WORK TO COMPLETE:
Your task is to transcribe all the entries exactly, excluding pictures.

-- Start of GIVEN DATA --

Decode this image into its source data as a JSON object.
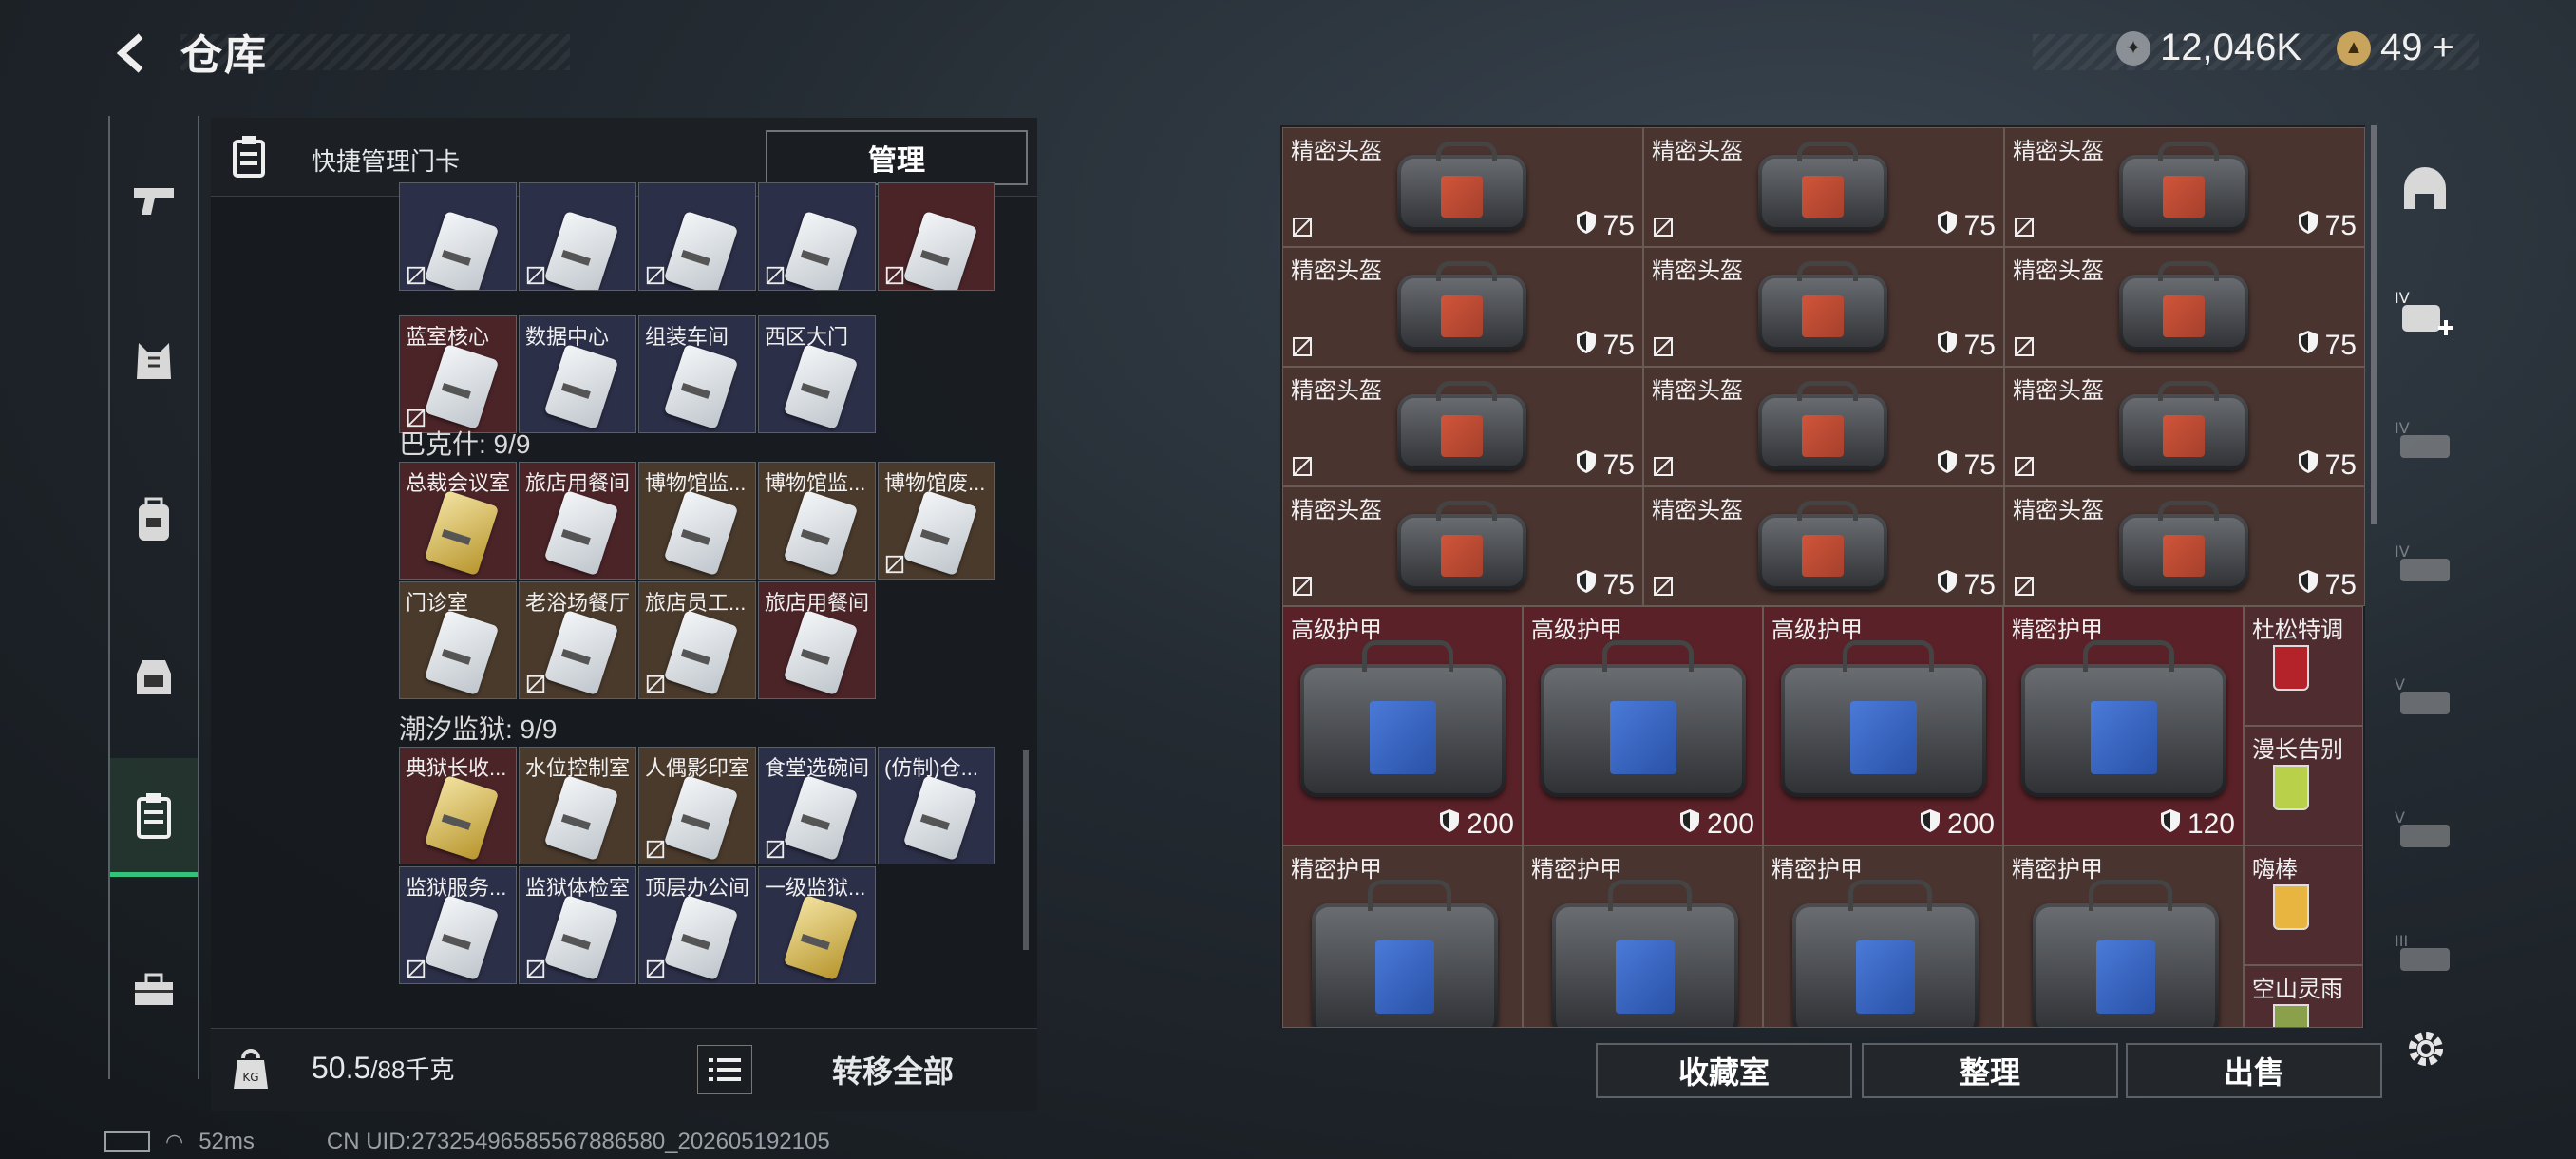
{
  "header": {
    "title": "仓库",
    "currency_main": "12,046K",
    "currency_secondary": "49",
    "currency_secondary_plus": "+"
  },
  "nav": {
    "items": [
      {
        "name": "weapon",
        "icon": "pistol-icon"
      },
      {
        "name": "armor",
        "icon": "vest-icon"
      },
      {
        "name": "backpack",
        "icon": "backpack-icon"
      },
      {
        "name": "chest-rig",
        "icon": "rig-icon"
      },
      {
        "name": "keycard",
        "icon": "keycard-icon",
        "active": true
      },
      {
        "name": "toolbox",
        "icon": "toolbox-icon"
      }
    ]
  },
  "left_panel": {
    "quick_label": "快捷管理门卡",
    "manage_label": "管理",
    "groups": [
      {
        "title": "",
        "cards": [
          {
            "label": "",
            "bg": "navy",
            "nodrop": true
          },
          {
            "label": "",
            "bg": "navy",
            "nodrop": true
          },
          {
            "label": "",
            "bg": "navy",
            "nodrop": true
          },
          {
            "label": "",
            "bg": "navy",
            "nodrop": true
          },
          {
            "label": "",
            "bg": "red",
            "nodrop": true
          },
          {
            "label": "蓝室核心",
            "bg": "red",
            "nodrop": true
          },
          {
            "label": "数据中心",
            "bg": "navy",
            "nodrop": false
          },
          {
            "label": "组装车间",
            "bg": "navy",
            "nodrop": false
          },
          {
            "label": "西区大门",
            "bg": "navy",
            "nodrop": false
          }
        ]
      },
      {
        "title": "巴克什: 9/9",
        "cards": [
          {
            "label": "总裁会议室",
            "bg": "red",
            "nodrop": false,
            "gold": true
          },
          {
            "label": "旅店用餐间",
            "bg": "red",
            "nodrop": false
          },
          {
            "label": "博物馆监...",
            "bg": "brown",
            "nodrop": false
          },
          {
            "label": "博物馆监...",
            "bg": "brown",
            "nodrop": false
          },
          {
            "label": "博物馆废...",
            "bg": "brown",
            "nodrop": true
          },
          {
            "label": "门诊室",
            "bg": "brown",
            "nodrop": false
          },
          {
            "label": "老浴场餐厅",
            "bg": "brown",
            "nodrop": true
          },
          {
            "label": "旅店员工...",
            "bg": "brown",
            "nodrop": true
          },
          {
            "label": "旅店用餐间",
            "bg": "red",
            "nodrop": false
          }
        ]
      },
      {
        "title": "潮汐监狱: 9/9",
        "cards": [
          {
            "label": "典狱长收...",
            "bg": "red",
            "nodrop": false,
            "gold": true
          },
          {
            "label": "水位控制室",
            "bg": "brown",
            "nodrop": false
          },
          {
            "label": "人偶影印室",
            "bg": "brown",
            "nodrop": true
          },
          {
            "label": "食堂选碗间",
            "bg": "navy",
            "nodrop": true
          },
          {
            "label": "(仿制)仓...",
            "bg": "navy",
            "nodrop": false
          },
          {
            "label": "监狱服务...",
            "bg": "navy",
            "nodrop": true
          },
          {
            "label": "监狱体检室",
            "bg": "navy",
            "nodrop": true
          },
          {
            "label": "顶层办公间",
            "bg": "navy",
            "nodrop": true
          },
          {
            "label": "一级监狱...",
            "bg": "navy",
            "nodrop": false,
            "gold": true
          }
        ]
      }
    ],
    "weight_current": "50.5",
    "weight_max": "/88千克",
    "transfer_label": "转移全部"
  },
  "right_panel": {
    "helmets": [
      {
        "label": "精密头盔",
        "value": "75"
      },
      {
        "label": "精密头盔",
        "value": "75"
      },
      {
        "label": "精密头盔",
        "value": "75"
      },
      {
        "label": "精密头盔",
        "value": "75"
      },
      {
        "label": "精密头盔",
        "value": "75"
      },
      {
        "label": "精密头盔",
        "value": "75"
      },
      {
        "label": "精密头盔",
        "value": "75"
      },
      {
        "label": "精密头盔",
        "value": "75"
      },
      {
        "label": "精密头盔",
        "value": "75"
      },
      {
        "label": "精密头盔",
        "value": "75"
      },
      {
        "label": "精密头盔",
        "value": "75"
      },
      {
        "label": "精密头盔",
        "value": "75"
      }
    ],
    "armors": [
      {
        "label": "高级护甲",
        "value": "200"
      },
      {
        "label": "高级护甲",
        "value": "200"
      },
      {
        "label": "高级护甲",
        "value": "200"
      },
      {
        "label": "精密护甲",
        "value": "120"
      }
    ],
    "armors_row2": [
      {
        "label": "精密护甲"
      },
      {
        "label": "精密护甲"
      },
      {
        "label": "精密护甲"
      },
      {
        "label": "精密护甲"
      }
    ],
    "drinks": [
      {
        "label": "杜松特调"
      },
      {
        "label": "漫长告别"
      },
      {
        "label": "嗨棒"
      },
      {
        "label": "空山灵雨"
      }
    ],
    "buttons": {
      "collection": "收藏室",
      "sort": "整理",
      "sell": "出售"
    }
  },
  "side_strip": {
    "icons": [
      "helmet-slot-icon",
      "add-armor-icon",
      "tier4-armor-icon",
      "tier4-rig-icon",
      "tier5-armor-icon",
      "tier5-rig-icon",
      "tier3-armor-icon",
      "settings-icon"
    ]
  },
  "status": {
    "ping": "52ms",
    "uid": "CN UID:27325496585567886580_202605192105"
  },
  "colors": {
    "accent": "#34c27a",
    "armor_bg": "#5a2228",
    "helmet_bg": "#4a3430"
  }
}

-- End of GIVEN DATA --

THE COMPLETED TASK:
Decode this image into its source data as a JSON object.
{
  "header": {
    "title": "仓库",
    "currency_main": "12,046K",
    "currency_secondary": "49",
    "currency_secondary_plus": "+"
  },
  "nav": {
    "items": [
      {
        "name": "weapon",
        "icon": "pistol-icon"
      },
      {
        "name": "armor",
        "icon": "vest-icon"
      },
      {
        "name": "backpack",
        "icon": "backpack-icon"
      },
      {
        "name": "chest-rig",
        "icon": "rig-icon"
      },
      {
        "name": "keycard",
        "icon": "keycard-icon",
        "active": true
      },
      {
        "name": "toolbox",
        "icon": "toolbox-icon"
      }
    ]
  },
  "left_panel": {
    "quick_label": "快捷管理门卡",
    "manage_label": "管理",
    "groups": [
      {
        "title": "",
        "cards": [
          {
            "label": "",
            "bg": "navy",
            "nodrop": true
          },
          {
            "label": "",
            "bg": "navy",
            "nodrop": true
          },
          {
            "label": "",
            "bg": "navy",
            "nodrop": true
          },
          {
            "label": "",
            "bg": "navy",
            "nodrop": true
          },
          {
            "label": "",
            "bg": "red",
            "nodrop": true
          },
          {
            "label": "蓝室核心",
            "bg": "red",
            "nodrop": true
          },
          {
            "label": "数据中心",
            "bg": "navy",
            "nodrop": false
          },
          {
            "label": "组装车间",
            "bg": "navy",
            "nodrop": false
          },
          {
            "label": "西区大门",
            "bg": "navy",
            "nodrop": false
          }
        ]
      },
      {
        "title": "巴克什: 9/9",
        "cards": [
          {
            "label": "总裁会议室",
            "bg": "red",
            "nodrop": false,
            "gold": true
          },
          {
            "label": "旅店用餐间",
            "bg": "red",
            "nodrop": false
          },
          {
            "label": "博物馆监...",
            "bg": "brown",
            "nodrop": false
          },
          {
            "label": "博物馆监...",
            "bg": "brown",
            "nodrop": false
          },
          {
            "label": "博物馆废...",
            "bg": "brown",
            "nodrop": true
          },
          {
            "label": "门诊室",
            "bg": "brown",
            "nodrop": false
          },
          {
            "label": "老浴场餐厅",
            "bg": "brown",
            "nodrop": true
          },
          {
            "label": "旅店员工...",
            "bg": "brown",
            "nodrop": true
          },
          {
            "label": "旅店用餐间",
            "bg": "red",
            "nodrop": false
          }
        ]
      },
      {
        "title": "潮汐监狱: 9/9",
        "cards": [
          {
            "label": "典狱长收...",
            "bg": "red",
            "nodrop": false,
            "gold": true
          },
          {
            "label": "水位控制室",
            "bg": "brown",
            "nodrop": false
          },
          {
            "label": "人偶影印室",
            "bg": "brown",
            "nodrop": true
          },
          {
            "label": "食堂选碗间",
            "bg": "navy",
            "nodrop": true
          },
          {
            "label": "(仿制)仓...",
            "bg": "navy",
            "nodrop": false
          },
          {
            "label": "监狱服务...",
            "bg": "navy",
            "nodrop": true
          },
          {
            "label": "监狱体检室",
            "bg": "navy",
            "nodrop": true
          },
          {
            "label": "顶层办公间",
            "bg": "navy",
            "nodrop": true
          },
          {
            "label": "一级监狱...",
            "bg": "navy",
            "nodrop": false,
            "gold": true
          }
        ]
      }
    ],
    "weight_current": "50.5",
    "weight_max": "/88千克",
    "transfer_label": "转移全部"
  },
  "right_panel": {
    "helmets": [
      {
        "label": "精密头盔",
        "value": "75"
      },
      {
        "label": "精密头盔",
        "value": "75"
      },
      {
        "label": "精密头盔",
        "value": "75"
      },
      {
        "label": "精密头盔",
        "value": "75"
      },
      {
        "label": "精密头盔",
        "value": "75"
      },
      {
        "label": "精密头盔",
        "value": "75"
      },
      {
        "label": "精密头盔",
        "value": "75"
      },
      {
        "label": "精密头盔",
        "value": "75"
      },
      {
        "label": "精密头盔",
        "value": "75"
      },
      {
        "label": "精密头盔",
        "value": "75"
      },
      {
        "label": "精密头盔",
        "value": "75"
      },
      {
        "label": "精密头盔",
        "value": "75"
      }
    ],
    "armors": [
      {
        "label": "高级护甲",
        "value": "200"
      },
      {
        "label": "高级护甲",
        "value": "200"
      },
      {
        "label": "高级护甲",
        "value": "200"
      },
      {
        "label": "精密护甲",
        "value": "120"
      }
    ],
    "armors_row2": [
      {
        "label": "精密护甲"
      },
      {
        "label": "精密护甲"
      },
      {
        "label": "精密护甲"
      },
      {
        "label": "精密护甲"
      }
    ],
    "drinks": [
      {
        "label": "杜松特调"
      },
      {
        "label": "漫长告别"
      },
      {
        "label": "嗨棒"
      },
      {
        "label": "空山灵雨"
      }
    ],
    "buttons": {
      "collection": "收藏室",
      "sort": "整理",
      "sell": "出售"
    }
  },
  "side_strip": {
    "icons": [
      "helmet-slot-icon",
      "add-armor-icon",
      "tier4-armor-icon",
      "tier4-rig-icon",
      "tier5-armor-icon",
      "tier5-rig-icon",
      "tier3-armor-icon",
      "settings-icon"
    ]
  },
  "status": {
    "ping": "52ms",
    "uid": "CN UID:27325496585567886580_202605192105"
  },
  "colors": {
    "accent": "#34c27a",
    "armor_bg": "#5a2228",
    "helmet_bg": "#4a3430"
  }
}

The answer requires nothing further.